----- DATA PROVIDED

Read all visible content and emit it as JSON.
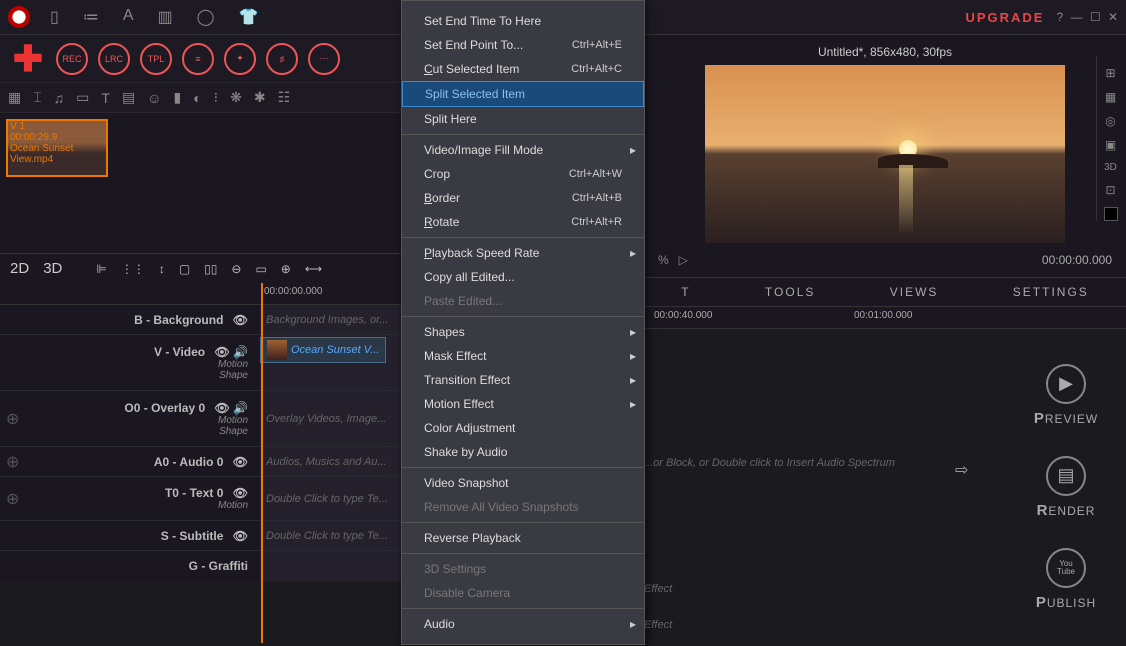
{
  "topbar": {
    "upgrade": "UPGRADE",
    "help": "?",
    "min": "—",
    "max": "☐",
    "close": "✕"
  },
  "tool_row1": {
    "rec": "REC",
    "lrc": "LRC",
    "tpl": "TPL"
  },
  "media": {
    "thumb": {
      "track": "V 1",
      "duration": "00:00:29.9",
      "name1": "Ocean Sunset",
      "name2": "View.mp4"
    }
  },
  "timeline_tabs": {
    "d2": "2D",
    "d3": "3D"
  },
  "ruler": {
    "t0": "00:00:00.000",
    "t40": "00:00:40.000",
    "t60": "00:01:00.000"
  },
  "tracks": {
    "bg": {
      "name": "B - Background",
      "hint": "Background Images, or..."
    },
    "v": {
      "name": "V - Video",
      "sub1": "Motion",
      "sub2": "Shape",
      "clip": "Ocean Sunset V..."
    },
    "o0": {
      "name": "O0 - Overlay 0",
      "sub1": "Motion",
      "sub2": "Shape",
      "hint": "Overlay Videos, Image...",
      "hint2": "...or Block, or Double click to Insert Audio Spectrum"
    },
    "a0": {
      "name": "A0 - Audio 0",
      "hint": "Audios, Musics and Au..."
    },
    "t0": {
      "name": "T0 - Text 0",
      "sub1": "Motion",
      "hint": "Double Click to type Te...",
      "hint2": "Effect"
    },
    "s": {
      "name": "S - Subtitle",
      "hint": "Double Click to type Te...",
      "hint2": "Effect"
    },
    "g": {
      "name": "G - Graffiti"
    }
  },
  "preview": {
    "title": "Untitled*, 856x480, 30fps",
    "volume": "%",
    "timecode": "00:00:00.000"
  },
  "tabs": {
    "t1": "T",
    "tools": "TOOLS",
    "views": "VIEWS",
    "settings": "SETTINGS"
  },
  "actions": {
    "preview": "REVIEW",
    "render": "ENDER",
    "publish": "UBLISH",
    "yt1": "You",
    "yt2": "Tube"
  },
  "context_menu": [
    {
      "label": "Set End Time To Here",
      "type": "item"
    },
    {
      "label": "Set End Point To...",
      "shortcut": "Ctrl+Alt+E",
      "type": "item"
    },
    {
      "label": "Cut Selected Item",
      "shortcut": "Ctrl+Alt+C",
      "type": "item",
      "u": "C"
    },
    {
      "label": "Split Selected Item",
      "type": "highlight"
    },
    {
      "label": "Split Here",
      "type": "item"
    },
    {
      "type": "sep"
    },
    {
      "label": "Video/Image Fill Mode",
      "type": "submenu"
    },
    {
      "label": "Crop",
      "shortcut": "Ctrl+Alt+W",
      "type": "item"
    },
    {
      "label": "Border",
      "shortcut": "Ctrl+Alt+B",
      "type": "item",
      "u": "B"
    },
    {
      "label": "Rotate",
      "shortcut": "Ctrl+Alt+R",
      "type": "item",
      "u": "R"
    },
    {
      "type": "sep"
    },
    {
      "label": "Playback Speed Rate",
      "type": "submenu",
      "u": "P"
    },
    {
      "label": "Copy all Edited...",
      "type": "item"
    },
    {
      "label": "Paste Edited...",
      "type": "disabled"
    },
    {
      "type": "sep"
    },
    {
      "label": "Shapes",
      "type": "submenu"
    },
    {
      "label": "Mask Effect",
      "type": "submenu"
    },
    {
      "label": "Transition Effect",
      "type": "submenu"
    },
    {
      "label": "Motion Effect",
      "type": "submenu"
    },
    {
      "label": "Color Adjustment",
      "type": "item"
    },
    {
      "label": "Shake by Audio",
      "type": "item"
    },
    {
      "type": "sep"
    },
    {
      "label": "Video Snapshot",
      "type": "item"
    },
    {
      "label": "Remove All Video Snapshots",
      "type": "disabled"
    },
    {
      "type": "sep"
    },
    {
      "label": "Reverse Playback",
      "type": "item"
    },
    {
      "type": "sep"
    },
    {
      "label": "3D Settings",
      "type": "disabled"
    },
    {
      "label": "Disable Camera",
      "type": "disabled"
    },
    {
      "type": "sep"
    },
    {
      "label": "Audio",
      "type": "submenu"
    }
  ]
}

----------

> **WHAT YOU NEED TO DO**:
Filter the records above and return every line that holds the word "Background".

> **ANSWER**:
      "name": "B - Background",
      "hint": "Background Images, or..."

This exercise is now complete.